═══ Data records ═══

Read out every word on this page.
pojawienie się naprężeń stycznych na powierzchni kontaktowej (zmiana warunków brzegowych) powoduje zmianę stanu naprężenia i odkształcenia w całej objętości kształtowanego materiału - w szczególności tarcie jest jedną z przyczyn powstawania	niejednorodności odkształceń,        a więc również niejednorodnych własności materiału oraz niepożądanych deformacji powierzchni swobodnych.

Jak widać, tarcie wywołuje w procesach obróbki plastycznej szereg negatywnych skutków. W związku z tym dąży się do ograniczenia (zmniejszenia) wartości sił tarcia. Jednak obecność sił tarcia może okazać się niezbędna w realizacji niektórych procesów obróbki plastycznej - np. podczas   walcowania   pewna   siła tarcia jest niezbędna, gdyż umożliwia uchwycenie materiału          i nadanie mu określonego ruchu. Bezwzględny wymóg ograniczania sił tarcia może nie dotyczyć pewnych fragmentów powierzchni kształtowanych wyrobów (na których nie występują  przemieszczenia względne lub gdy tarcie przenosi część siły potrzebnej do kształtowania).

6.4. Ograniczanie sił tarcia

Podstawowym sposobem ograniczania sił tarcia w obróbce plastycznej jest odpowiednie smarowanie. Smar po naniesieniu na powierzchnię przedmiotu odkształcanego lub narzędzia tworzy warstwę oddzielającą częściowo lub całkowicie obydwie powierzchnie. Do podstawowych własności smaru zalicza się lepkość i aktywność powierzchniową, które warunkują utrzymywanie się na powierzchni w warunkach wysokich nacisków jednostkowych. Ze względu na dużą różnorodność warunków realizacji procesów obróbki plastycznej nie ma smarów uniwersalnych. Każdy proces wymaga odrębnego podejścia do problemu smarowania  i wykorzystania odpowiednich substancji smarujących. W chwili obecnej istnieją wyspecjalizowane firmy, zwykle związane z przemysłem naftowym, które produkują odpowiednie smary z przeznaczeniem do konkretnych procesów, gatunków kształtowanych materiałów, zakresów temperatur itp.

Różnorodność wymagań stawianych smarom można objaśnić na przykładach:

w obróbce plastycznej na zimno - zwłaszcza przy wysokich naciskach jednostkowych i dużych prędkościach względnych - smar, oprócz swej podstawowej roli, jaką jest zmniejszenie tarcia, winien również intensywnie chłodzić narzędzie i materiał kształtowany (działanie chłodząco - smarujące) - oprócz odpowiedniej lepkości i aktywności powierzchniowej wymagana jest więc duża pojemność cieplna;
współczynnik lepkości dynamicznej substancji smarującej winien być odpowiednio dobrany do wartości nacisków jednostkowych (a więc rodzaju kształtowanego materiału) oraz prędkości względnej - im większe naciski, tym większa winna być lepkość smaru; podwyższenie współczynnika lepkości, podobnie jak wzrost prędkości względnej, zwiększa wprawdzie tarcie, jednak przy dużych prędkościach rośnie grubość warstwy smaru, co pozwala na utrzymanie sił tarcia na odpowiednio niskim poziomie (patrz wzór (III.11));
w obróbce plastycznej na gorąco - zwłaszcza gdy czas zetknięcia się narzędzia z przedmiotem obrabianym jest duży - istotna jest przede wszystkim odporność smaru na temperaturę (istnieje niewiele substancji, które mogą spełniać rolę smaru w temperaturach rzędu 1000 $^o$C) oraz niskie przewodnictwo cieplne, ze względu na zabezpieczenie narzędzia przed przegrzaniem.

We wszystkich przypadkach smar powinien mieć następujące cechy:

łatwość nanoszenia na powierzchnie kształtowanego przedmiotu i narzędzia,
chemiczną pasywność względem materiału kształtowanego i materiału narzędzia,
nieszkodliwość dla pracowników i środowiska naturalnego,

═══

* **Description of the task**:
Your task is to repeat the data exactly; please include every line.

* **Written reply**:
Read out every word on this page.
pojawienie się naprężeń stycznych na powierzchni kontaktowej (zmiana warunków brzegowych) powoduje zmianę stanu naprężenia i odkształcenia w całej objętości kształtowanego materiału - w szczególności tarcie jest jedną z przyczyn powstawania	niejednorodności odkształceń,        a więc również niejednorodnych własności materiału oraz niepożądanych deformacji powierzchni swobodnych.

Jak widać, tarcie wywołuje w procesach obróbki plastycznej szereg negatywnych skutków. W związku z tym dąży się do ograniczenia (zmniejszenia) wartości sił tarcia. Jednak obecność sił tarcia może okazać się niezbędna w realizacji niektórych procesów obróbki plastycznej - np. podczas   walcowania   pewna   siła tarcia jest niezbędna, gdyż umożliwia uchwycenie materiału          i nadanie mu określonego ruchu. Bezwzględny wymóg ograniczania sił tarcia może nie dotyczyć pewnych fragmentów powierzchni kształtowanych wyrobów (na których nie występują  przemieszczenia względne lub gdy tarcie przenosi część siły potrzebnej do kształtowania).

6.4. Ograniczanie sił tarcia

Podstawowym sposobem ograniczania sił tarcia w obróbce plastycznej jest odpowiednie smarowanie. Smar po naniesieniu na powierzchnię przedmiotu odkształcanego lub narzędzia tworzy warstwę oddzielającą częściowo lub całkowicie obydwie powierzchnie. Do podstawowych własności smaru zalicza się lepkość i aktywność powierzchniową, które warunkują utrzymywanie się na powierzchni w warunkach wysokich nacisków jednostkowych. Ze względu na dużą różnorodność warunków realizacji procesów obróbki plastycznej nie ma smarów uniwersalnych. Każdy proces wymaga odrębnego podejścia do problemu smarowania  i wykorzystania odpowiednich substancji smarujących. W chwili obecnej istnieją wyspecjalizowane firmy, zwykle związane z przemysłem naftowym, które produkują odpowiednie smary z przeznaczeniem do konkretnych procesów, gatunków kształtowanych materiałów, zakresów temperatur itp.

Różnorodność wymagań stawianych smarom można objaśnić na przykładach:

w obróbce plastycznej na zimno - zwłaszcza przy wysokich naciskach jednostkowych i dużych prędkościach względnych - smar, oprócz swej podstawowej roli, jaką jest zmniejszenie tarcia, winien również intensywnie chłodzić narzędzie i materiał kształtowany (działanie chłodząco - smarujące) - oprócz odpowiedniej lepkości i aktywności powierzchniowej wymagana jest więc duża pojemność cieplna;
współczynnik lepkości dynamicznej substancji smarującej winien być odpowiednio dobrany do wartości nacisków jednostkowych (a więc rodzaju kształtowanego materiału) oraz prędkości względnej - im większe naciski, tym większa winna być lepkość smaru; podwyższenie współczynnika lepkości, podobnie jak wzrost prędkości względnej, zwiększa wprawdzie tarcie, jednak przy dużych prędkościach rośnie grubość warstwy smaru, co pozwala na utrzymanie sił tarcia na odpowiednio niskim poziomie (patrz wzór (III.11));
w obróbce plastycznej na gorąco - zwłaszcza gdy czas zetknięcia się narzędzia z przedmiotem obrabianym jest duży - istotna jest przede wszystkim odporność smaru na temperaturę (istnieje niewiele substancji, które mogą spełniać rolę smaru w temperaturach rzędu 1000 $^o$C) oraz niskie przewodnictwo cieplne, ze względu na zabezpieczenie narzędzia przed przegrzaniem.

We wszystkich przypadkach smar powinien mieć następujące cechy:

łatwość nanoszenia na powierzchnie kształtowanego przedmiotu i narzędzia,
chemiczną pasywność względem materiału kształtowanego i materiału narzędzia,
nieszkodliwość dla pracowników i środowiska naturalnego,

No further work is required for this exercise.